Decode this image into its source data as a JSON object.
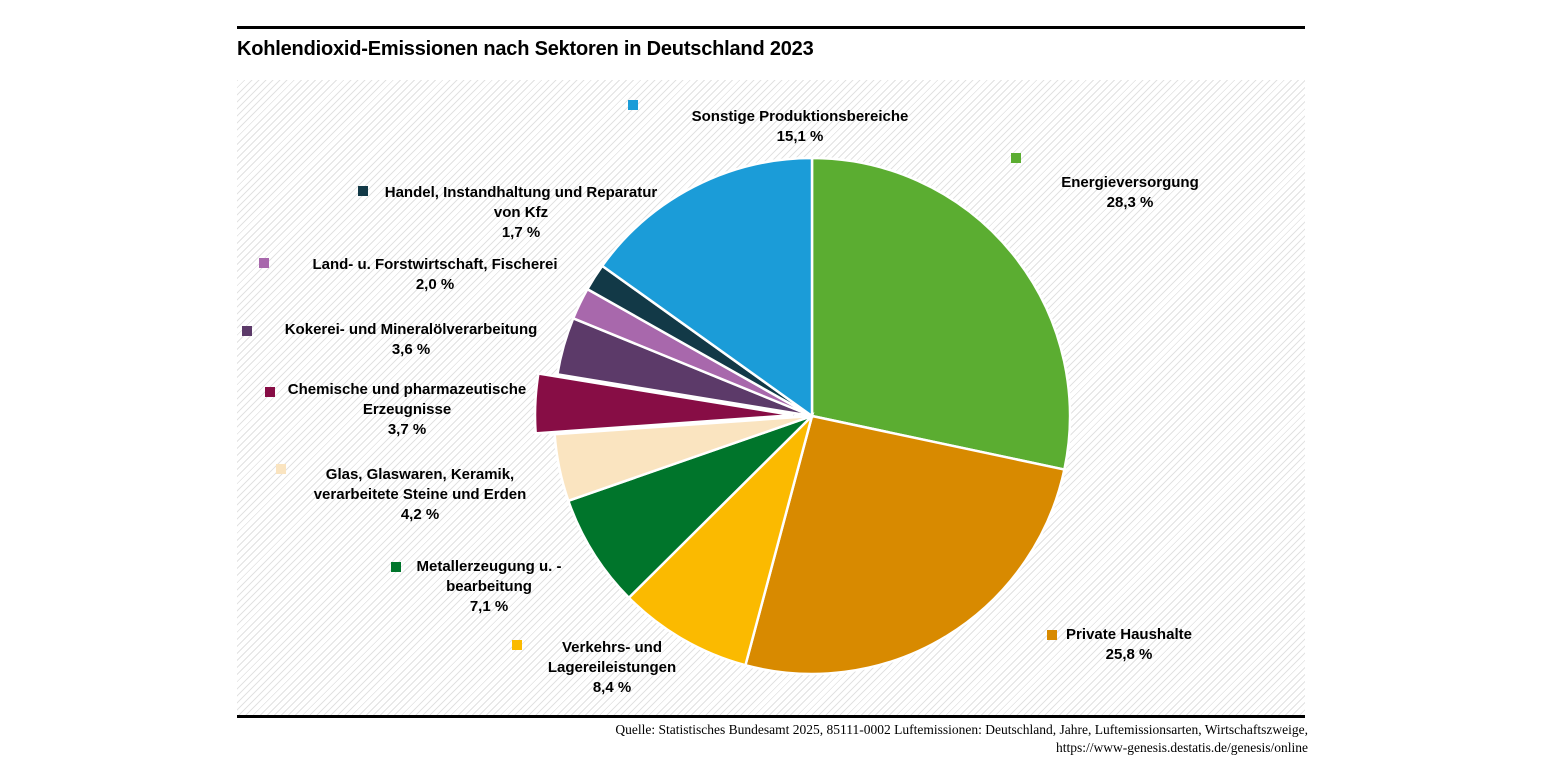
{
  "header": {
    "title": "Kohlendioxid-Emissionen nach Sektoren in Deutschland 2023"
  },
  "source": {
    "line1": "Quelle: Statistisches Bundesamt 2025, 85111-0002 Luftemissionen: Deutschland, Jahre, Luftemissionsarten, Wirtschaftszweige,",
    "line2": "https://www-genesis.destatis.de/genesis/online"
  },
  "chart_data": {
    "type": "pie",
    "title": "Kohlendioxid-Emissionen nach Sektoren in Deutschland 2023",
    "unit": "%",
    "start_angle": "12-oclock",
    "direction": "clockwise",
    "background_pattern": "light-gray-diagonal-hatch",
    "separator_color": "#ffffff",
    "slices": [
      {
        "label": "Energieversorgung",
        "value": 28.3,
        "pct_label": "28,3 %",
        "color": "#5BAD31",
        "explode": 0
      },
      {
        "label": "Private Haushalte",
        "value": 25.8,
        "pct_label": "25,8 %",
        "color": "#D88A00",
        "explode": 0
      },
      {
        "label": "Verkehrs- und\nLagereileistungen",
        "value": 8.4,
        "pct_label": "8,4 %",
        "color": "#FBBA00",
        "explode": 0
      },
      {
        "label": "Metallerzeugung u. -\nbearbeitung",
        "value": 7.1,
        "pct_label": "7,1 %",
        "color": "#00752B",
        "explode": 0
      },
      {
        "label": "Glas, Glaswaren, Keramik,\nverarbeitete Steine und Erden",
        "value": 4.2,
        "pct_label": "4,2 %",
        "color": "#FAE4C0",
        "explode": 0
      },
      {
        "label": "Chemische und pharmazeutische\nErzeugnisse",
        "value": 3.7,
        "pct_label": "3,7 %",
        "color": "#870D45",
        "explode": 19
      },
      {
        "label": "Kokerei- und Mineralölverarbeitung",
        "value": 3.6,
        "pct_label": "3,6 %",
        "color": "#5C3A69",
        "explode": 0
      },
      {
        "label": "Land- u. Forstwirtschaft, Fischerei",
        "value": 2.0,
        "pct_label": "2,0 %",
        "color": "#A868AC",
        "explode": 0
      },
      {
        "label": "Handel, Instandhaltung und Reparatur\nvon Kfz",
        "value": 1.7,
        "pct_label": "1,7 %",
        "color": "#123947",
        "explode": 0
      },
      {
        "label": "Sonstige Produktionsbereiche",
        "value": 15.1,
        "pct_label": "15,1 %",
        "color": "#1B9CD8",
        "explode": 0
      }
    ]
  }
}
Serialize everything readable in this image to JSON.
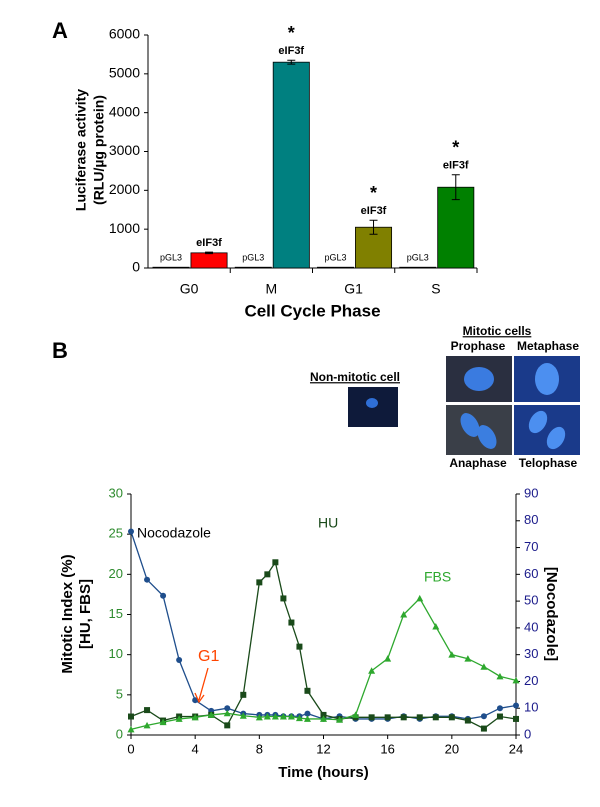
{
  "panels": {
    "a": "A",
    "b": "B"
  },
  "micrographs": {
    "group_title": "Mitotic cells",
    "single_title": "Non-mitotic cell",
    "phases": [
      "Prophase",
      "Metaphase",
      "Anaphase",
      "Telophase"
    ]
  },
  "chart_data": [
    {
      "type": "bar",
      "categories": [
        "G0",
        "M",
        "G1",
        "S"
      ],
      "xlabel": "Cell Cycle Phase",
      "ylabel": [
        "Luciferase activity",
        "(RLU/µg protein)"
      ],
      "ylim": [
        0,
        6000
      ],
      "yticks": [
        0,
        1000,
        2000,
        3000,
        4000,
        5000,
        6000
      ],
      "series": [
        {
          "name": "pGL3",
          "color": "#1a1a5e",
          "values": [
            20,
            20,
            20,
            20
          ]
        },
        {
          "name": "eIF3f",
          "colors": [
            "#ff0000",
            "#008080",
            "#808000",
            "#008000"
          ],
          "values": [
            390,
            5300,
            1050,
            2080
          ],
          "errors": [
            20,
            50,
            180,
            320
          ]
        }
      ],
      "annotations": [
        {
          "category": "M",
          "text": "*"
        },
        {
          "category": "G1",
          "text": "*"
        },
        {
          "category": "S",
          "text": "*"
        }
      ]
    },
    {
      "type": "line",
      "xlabel": "Time (hours)",
      "ylabel": [
        "Mitotic Index (%)",
        "[HU, FBS]"
      ],
      "y2label": "[Nocodazole]",
      "xlim": [
        0,
        24
      ],
      "xticks": [
        0,
        4,
        8,
        12,
        16,
        20,
        24
      ],
      "ylim": [
        0,
        30
      ],
      "yticks": [
        0,
        5,
        10,
        15,
        20,
        25,
        30
      ],
      "y2lim": [
        0,
        90
      ],
      "y2ticks": [
        0,
        10,
        20,
        30,
        40,
        50,
        60,
        70,
        80,
        90
      ],
      "x": [
        0,
        1,
        2,
        3,
        4,
        5,
        6,
        7,
        8,
        8.5,
        9,
        9.5,
        10,
        10.5,
        11,
        12,
        13,
        14,
        15,
        16,
        17,
        18,
        19,
        20,
        21,
        22,
        23,
        24
      ],
      "series": [
        {
          "name": "Nocodazole",
          "color": "#1f4e8c",
          "marker": "circle",
          "axis": "y2",
          "values": [
            76,
            58,
            52,
            28,
            13,
            9,
            10,
            8,
            7.5,
            7.5,
            7.5,
            7,
            7,
            7,
            8,
            6,
            7,
            6,
            6,
            6,
            7,
            6,
            7,
            7,
            6,
            7,
            10,
            11
          ]
        },
        {
          "name": "HU",
          "color": "#1a4a1a",
          "marker": "square",
          "values": [
            2.3,
            3.1,
            1.8,
            2.3,
            2.3,
            2.5,
            1.2,
            5,
            19,
            20,
            21.5,
            17,
            14,
            11,
            5.5,
            2.5,
            2,
            2.2,
            2.2,
            2.2,
            2.2,
            2.2,
            2.2,
            2.2,
            1.8,
            0.8,
            2.3,
            2
          ]
        },
        {
          "name": "FBS",
          "color": "#2ea82e",
          "marker": "triangle",
          "values": [
            0.7,
            1.2,
            1.6,
            2,
            2.2,
            2.5,
            2.7,
            2.4,
            2.2,
            2.3,
            2.3,
            2.3,
            2.3,
            2.1,
            2,
            2,
            1.9,
            2.5,
            8,
            9.5,
            15,
            17,
            13.5,
            10,
            9.5,
            8.5,
            7.3,
            6.8
          ]
        }
      ],
      "annotations": [
        "G1"
      ]
    }
  ]
}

■ **What you will do**:
Restate each entry word for word, please, but drop any images it holds.

■ **Solution for this exercise**:
Decode this image into its source data as a JSON object.
{
  "header": {
    "title": "Kohlendioxid-Emissionen nach Sektoren in Deutschland 2023"
  },
  "source": {
    "line1": "Quelle: Statistisches Bundesamt 2025, 85111-0002 Luftemissionen: Deutschland, Jahre, Luftemissionsarten, Wirtschaftszweige,",
    "line2": "https://www-genesis.destatis.de/genesis/online"
  },
  "chart_data": {
    "type": "pie",
    "title": "Kohlendioxid-Emissionen nach Sektoren in Deutschland 2023",
    "unit": "%",
    "start_angle": "12-oclock",
    "direction": "clockwise",
    "background_pattern": "light-gray-diagonal-hatch",
    "separator_color": "#ffffff",
    "slices": [
      {
        "label": "Energieversorgung",
        "value": 28.3,
        "pct_label": "28,3 %",
        "color": "#5BAD31",
        "explode": 0
      },
      {
        "label": "Private Haushalte",
        "value": 25.8,
        "pct_label": "25,8 %",
        "color": "#D88A00",
        "explode": 0
      },
      {
        "label": "Verkehrs- und\nLagereileistungen",
        "value": 8.4,
        "pct_label": "8,4 %",
        "color": "#FBBA00",
        "explode": 0
      },
      {
        "label": "Metallerzeugung u. -\nbearbeitung",
        "value": 7.1,
        "pct_label": "7,1 %",
        "color": "#00752B",
        "explode": 0
      },
      {
        "label": "Glas, Glaswaren, Keramik,\nverarbeitete Steine und Erden",
        "value": 4.2,
        "pct_label": "4,2 %",
        "color": "#FAE4C0",
        "explode": 0
      },
      {
        "label": "Chemische und pharmazeutische\nErzeugnisse",
        "value": 3.7,
        "pct_label": "3,7 %",
        "color": "#870D45",
        "explode": 19
      },
      {
        "label": "Kokerei- und Mineralölverarbeitung",
        "value": 3.6,
        "pct_label": "3,6 %",
        "color": "#5C3A69",
        "explode": 0
      },
      {
        "label": "Land- u. Forstwirtschaft, Fischerei",
        "value": 2.0,
        "pct_label": "2,0 %",
        "color": "#A868AC",
        "explode": 0
      },
      {
        "label": "Handel, Instandhaltung und Reparatur\nvon Kfz",
        "value": 1.7,
        "pct_label": "1,7 %",
        "color": "#123947",
        "explode": 0
      },
      {
        "label": "Sonstige Produktionsbereiche",
        "value": 15.1,
        "pct_label": "15,1 %",
        "color": "#1B9CD8",
        "explode": 0
      }
    ]
  }
}
Serialize everything readable in this image to JSON.
{
  "panels": {
    "a": "A",
    "b": "B"
  },
  "micrographs": {
    "group_title": "Mitotic cells",
    "single_title": "Non-mitotic cell",
    "phases": [
      "Prophase",
      "Metaphase",
      "Anaphase",
      "Telophase"
    ]
  },
  "chart_data": [
    {
      "type": "bar",
      "categories": [
        "G0",
        "M",
        "G1",
        "S"
      ],
      "xlabel": "Cell Cycle Phase",
      "ylabel": [
        "Luciferase activity",
        "(RLU/µg protein)"
      ],
      "ylim": [
        0,
        6000
      ],
      "yticks": [
        0,
        1000,
        2000,
        3000,
        4000,
        5000,
        6000
      ],
      "series": [
        {
          "name": "pGL3",
          "color": "#1a1a5e",
          "values": [
            20,
            20,
            20,
            20
          ]
        },
        {
          "name": "eIF3f",
          "colors": [
            "#ff0000",
            "#008080",
            "#808000",
            "#008000"
          ],
          "values": [
            390,
            5300,
            1050,
            2080
          ],
          "errors": [
            20,
            50,
            180,
            320
          ]
        }
      ],
      "annotations": [
        {
          "category": "M",
          "text": "*"
        },
        {
          "category": "G1",
          "text": "*"
        },
        {
          "category": "S",
          "text": "*"
        }
      ]
    },
    {
      "type": "line",
      "xlabel": "Time (hours)",
      "ylabel": [
        "Mitotic Index (%)",
        "[HU, FBS]"
      ],
      "y2label": "[Nocodazole]",
      "xlim": [
        0,
        24
      ],
      "xticks": [
        0,
        4,
        8,
        12,
        16,
        20,
        24
      ],
      "ylim": [
        0,
        30
      ],
      "yticks": [
        0,
        5,
        10,
        15,
        20,
        25,
        30
      ],
      "y2lim": [
        0,
        90
      ],
      "y2ticks": [
        0,
        10,
        20,
        30,
        40,
        50,
        60,
        70,
        80,
        90
      ],
      "x": [
        0,
        1,
        2,
        3,
        4,
        5,
        6,
        7,
        8,
        8.5,
        9,
        9.5,
        10,
        10.5,
        11,
        12,
        13,
        14,
        15,
        16,
        17,
        18,
        19,
        20,
        21,
        22,
        23,
        24
      ],
      "series": [
        {
          "name": "Nocodazole",
          "color": "#1f4e8c",
          "marker": "circle",
          "axis": "y2",
          "values": [
            76,
            58,
            52,
            28,
            13,
            9,
            10,
            8,
            7.5,
            7.5,
            7.5,
            7,
            7,
            7,
            8,
            6,
            7,
            6,
            6,
            6,
            7,
            6,
            7,
            7,
            6,
            7,
            10,
            11
          ]
        },
        {
          "name": "HU",
          "color": "#1a4a1a",
          "marker": "square",
          "values": [
            2.3,
            3.1,
            1.8,
            2.3,
            2.3,
            2.5,
            1.2,
            5,
            19,
            20,
            21.5,
            17,
            14,
            11,
            5.5,
            2.5,
            2,
            2.2,
            2.2,
            2.2,
            2.2,
            2.2,
            2.2,
            2.2,
            1.8,
            0.8,
            2.3,
            2
          ]
        },
        {
          "name": "FBS",
          "color": "#2ea82e",
          "marker": "triangle",
          "values": [
            0.7,
            1.2,
            1.6,
            2,
            2.2,
            2.5,
            2.7,
            2.4,
            2.2,
            2.3,
            2.3,
            2.3,
            2.3,
            2.1,
            2,
            2,
            1.9,
            2.5,
            8,
            9.5,
            15,
            17,
            13.5,
            10,
            9.5,
            8.5,
            7.3,
            6.8
          ]
        }
      ],
      "annotations": [
        "G1"
      ]
    }
  ]
}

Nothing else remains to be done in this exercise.